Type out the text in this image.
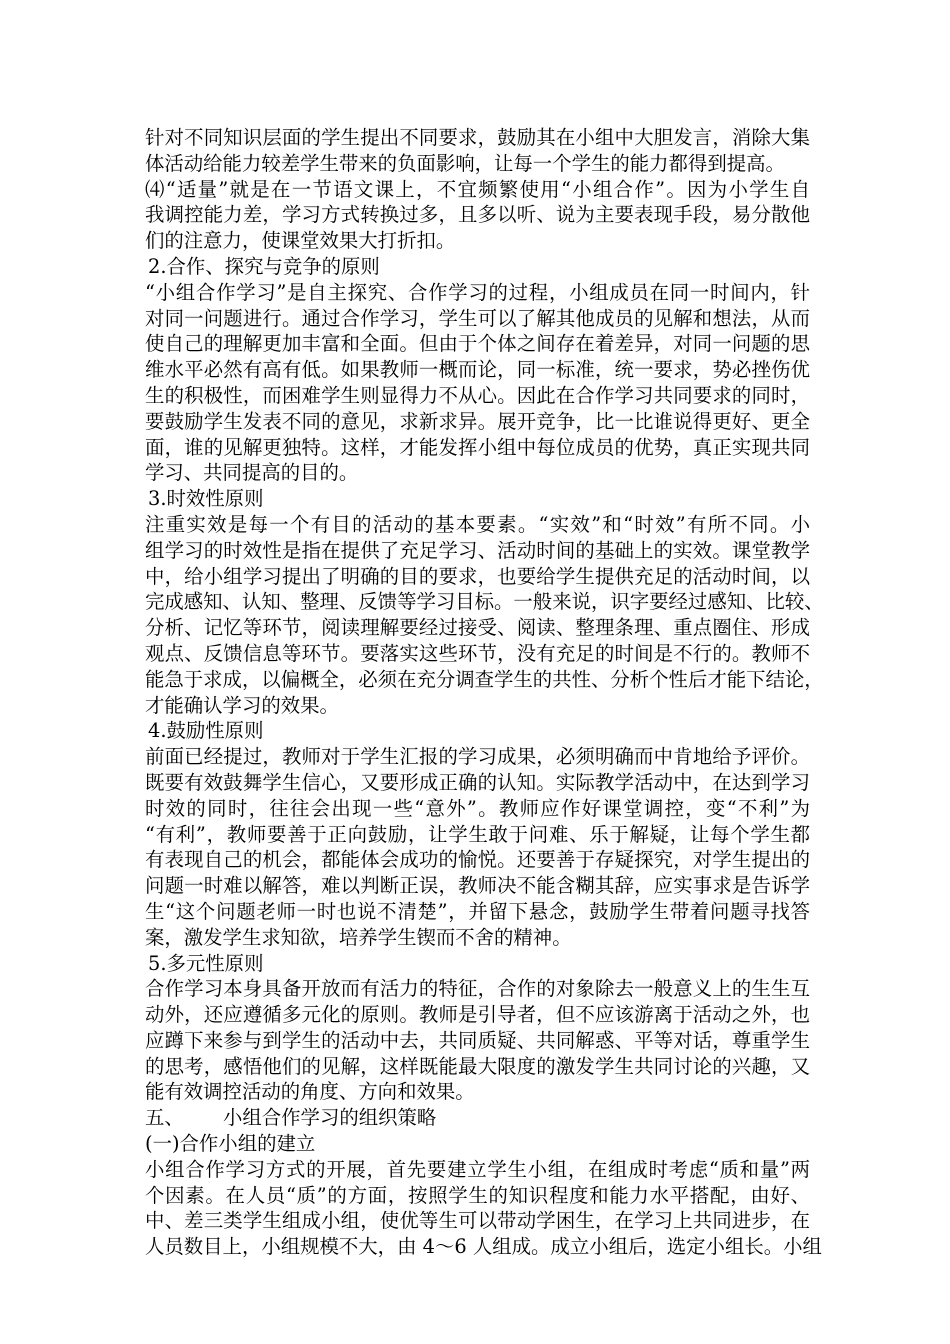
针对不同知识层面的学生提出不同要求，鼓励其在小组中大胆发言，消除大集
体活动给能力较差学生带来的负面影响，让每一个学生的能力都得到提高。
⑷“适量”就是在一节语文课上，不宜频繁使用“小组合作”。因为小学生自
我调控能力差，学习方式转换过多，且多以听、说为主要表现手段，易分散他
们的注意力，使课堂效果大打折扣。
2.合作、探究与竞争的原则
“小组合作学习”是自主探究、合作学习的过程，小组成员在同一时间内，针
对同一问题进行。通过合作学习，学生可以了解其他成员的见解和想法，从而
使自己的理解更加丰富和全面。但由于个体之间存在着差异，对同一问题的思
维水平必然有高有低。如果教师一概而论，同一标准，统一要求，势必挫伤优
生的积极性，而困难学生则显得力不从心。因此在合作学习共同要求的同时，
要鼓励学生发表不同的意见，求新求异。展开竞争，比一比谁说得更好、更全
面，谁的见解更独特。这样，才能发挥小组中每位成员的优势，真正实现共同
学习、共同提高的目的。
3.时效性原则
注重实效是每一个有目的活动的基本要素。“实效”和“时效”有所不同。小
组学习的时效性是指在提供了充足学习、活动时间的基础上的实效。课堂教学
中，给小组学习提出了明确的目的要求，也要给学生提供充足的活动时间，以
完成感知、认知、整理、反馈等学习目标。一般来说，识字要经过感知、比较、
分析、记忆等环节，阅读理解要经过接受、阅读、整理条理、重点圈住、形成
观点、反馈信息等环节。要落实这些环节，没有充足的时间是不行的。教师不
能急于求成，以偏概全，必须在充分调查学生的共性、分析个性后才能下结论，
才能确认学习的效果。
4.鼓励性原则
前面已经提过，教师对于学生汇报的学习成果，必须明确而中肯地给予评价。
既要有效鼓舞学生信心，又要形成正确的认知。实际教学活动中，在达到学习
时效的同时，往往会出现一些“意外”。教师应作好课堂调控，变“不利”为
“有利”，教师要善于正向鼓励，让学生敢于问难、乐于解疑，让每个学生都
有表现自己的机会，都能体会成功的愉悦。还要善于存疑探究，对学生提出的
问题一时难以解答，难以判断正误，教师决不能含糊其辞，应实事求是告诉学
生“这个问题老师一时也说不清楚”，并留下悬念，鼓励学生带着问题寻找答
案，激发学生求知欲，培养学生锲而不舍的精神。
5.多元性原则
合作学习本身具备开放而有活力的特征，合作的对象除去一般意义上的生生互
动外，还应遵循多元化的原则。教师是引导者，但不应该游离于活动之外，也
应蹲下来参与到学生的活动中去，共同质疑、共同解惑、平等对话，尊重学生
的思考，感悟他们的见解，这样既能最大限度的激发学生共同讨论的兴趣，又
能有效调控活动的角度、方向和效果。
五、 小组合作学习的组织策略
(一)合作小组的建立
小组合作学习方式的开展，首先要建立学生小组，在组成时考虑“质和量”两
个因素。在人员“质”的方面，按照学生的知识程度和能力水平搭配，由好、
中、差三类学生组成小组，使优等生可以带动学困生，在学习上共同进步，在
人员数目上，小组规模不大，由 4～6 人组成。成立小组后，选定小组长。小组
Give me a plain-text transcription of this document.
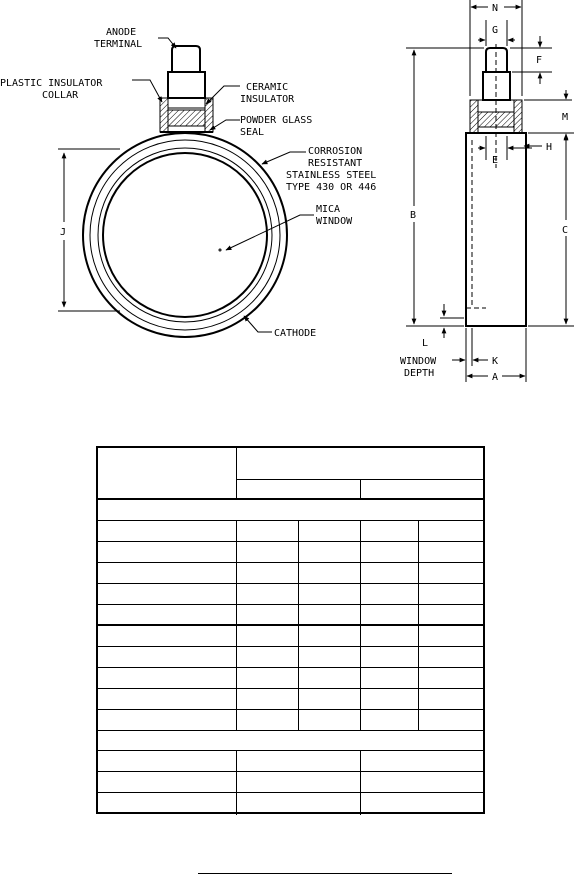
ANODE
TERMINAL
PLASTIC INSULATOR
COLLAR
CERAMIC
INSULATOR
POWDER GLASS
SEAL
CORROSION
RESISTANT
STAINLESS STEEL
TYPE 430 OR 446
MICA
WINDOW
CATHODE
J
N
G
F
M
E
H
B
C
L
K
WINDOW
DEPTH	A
------------------------------------------------
** WHAT NEEDS TO BE DONE **
Output the data above without changes, apart from leaving out the pictures.

** IN RESPONSE **
Type out the text in this image.
针对不同知识层面的学生提出不同要求，鼓励其在小组中大胆发言，消除大集
体活动给能力较差学生带来的负面影响，让每一个学生的能力都得到提高。
⑷“适量”就是在一节语文课上，不宜频繁使用“小组合作”。因为小学生自
我调控能力差，学习方式转换过多，且多以听、说为主要表现手段，易分散他
们的注意力，使课堂效果大打折扣。
2.合作、探究与竞争的原则
“小组合作学习”是自主探究、合作学习的过程，小组成员在同一时间内，针
对同一问题进行。通过合作学习，学生可以了解其他成员的见解和想法，从而
使自己的理解更加丰富和全面。但由于个体之间存在着差异，对同一问题的思
维水平必然有高有低。如果教师一概而论，同一标准，统一要求，势必挫伤优
生的积极性，而困难学生则显得力不从心。因此在合作学习共同要求的同时，
要鼓励学生发表不同的意见，求新求异。展开竞争，比一比谁说得更好、更全
面，谁的见解更独特。这样，才能发挥小组中每位成员的优势，真正实现共同
学习、共同提高的目的。
3.时效性原则
注重实效是每一个有目的活动的基本要素。“实效”和“时效”有所不同。小
组学习的时效性是指在提供了充足学习、活动时间的基础上的实效。课堂教学
中，给小组学习提出了明确的目的要求，也要给学生提供充足的活动时间，以
完成感知、认知、整理、反馈等学习目标。一般来说，识字要经过感知、比较、
分析、记忆等环节，阅读理解要经过接受、阅读、整理条理、重点圈住、形成
观点、反馈信息等环节。要落实这些环节，没有充足的时间是不行的。教师不
能急于求成，以偏概全，必须在充分调查学生的共性、分析个性后才能下结论，
才能确认学习的效果。
4.鼓励性原则
前面已经提过，教师对于学生汇报的学习成果，必须明确而中肯地给予评价。
既要有效鼓舞学生信心，又要形成正确的认知。实际教学活动中，在达到学习
时效的同时，往往会出现一些“意外”。教师应作好课堂调控，变“不利”为
“有利”，教师要善于正向鼓励，让学生敢于问难、乐于解疑，让每个学生都
有表现自己的机会，都能体会成功的愉悦。还要善于存疑探究，对学生提出的
问题一时难以解答，难以判断正误，教师决不能含糊其辞，应实事求是告诉学
生“这个问题老师一时也说不清楚”，并留下悬念，鼓励学生带着问题寻找答
案，激发学生求知欲，培养学生锲而不舍的精神。
5.多元性原则
合作学习本身具备开放而有活力的特征，合作的对象除去一般意义上的生生互
动外，还应遵循多元化的原则。教师是引导者，但不应该游离于活动之外，也
应蹲下来参与到学生的活动中去，共同质疑、共同解惑、平等对话，尊重学生
的思考，感悟他们的见解，这样既能最大限度的激发学生共同讨论的兴趣，又
能有效调控活动的角度、方向和效果。
五、 小组合作学习的组织策略
(一)合作小组的建立
小组合作学习方式的开展，首先要建立学生小组，在组成时考虑“质和量”两
个因素。在人员“质”的方面，按照学生的知识程度和能力水平搭配，由好、
中、差三类学生组成小组，使优等生可以带动学困生，在学习上共同进步，在
人员数目上，小组规模不大，由 4～6 人组成。成立小组后，选定小组长。小组
Give me a plain-text transcription of this document.
ANODE
TERMINAL
PLASTIC INSULATOR
COLLAR
CERAMIC
INSULATOR
POWDER GLASS
SEAL
CORROSION
RESISTANT
STAINLESS STEEL
TYPE 430 OR 446
MICA
WINDOW
CATHODE
J
N
G
F
M
E
H
B
C
L
K
WINDOW
DEPTH	A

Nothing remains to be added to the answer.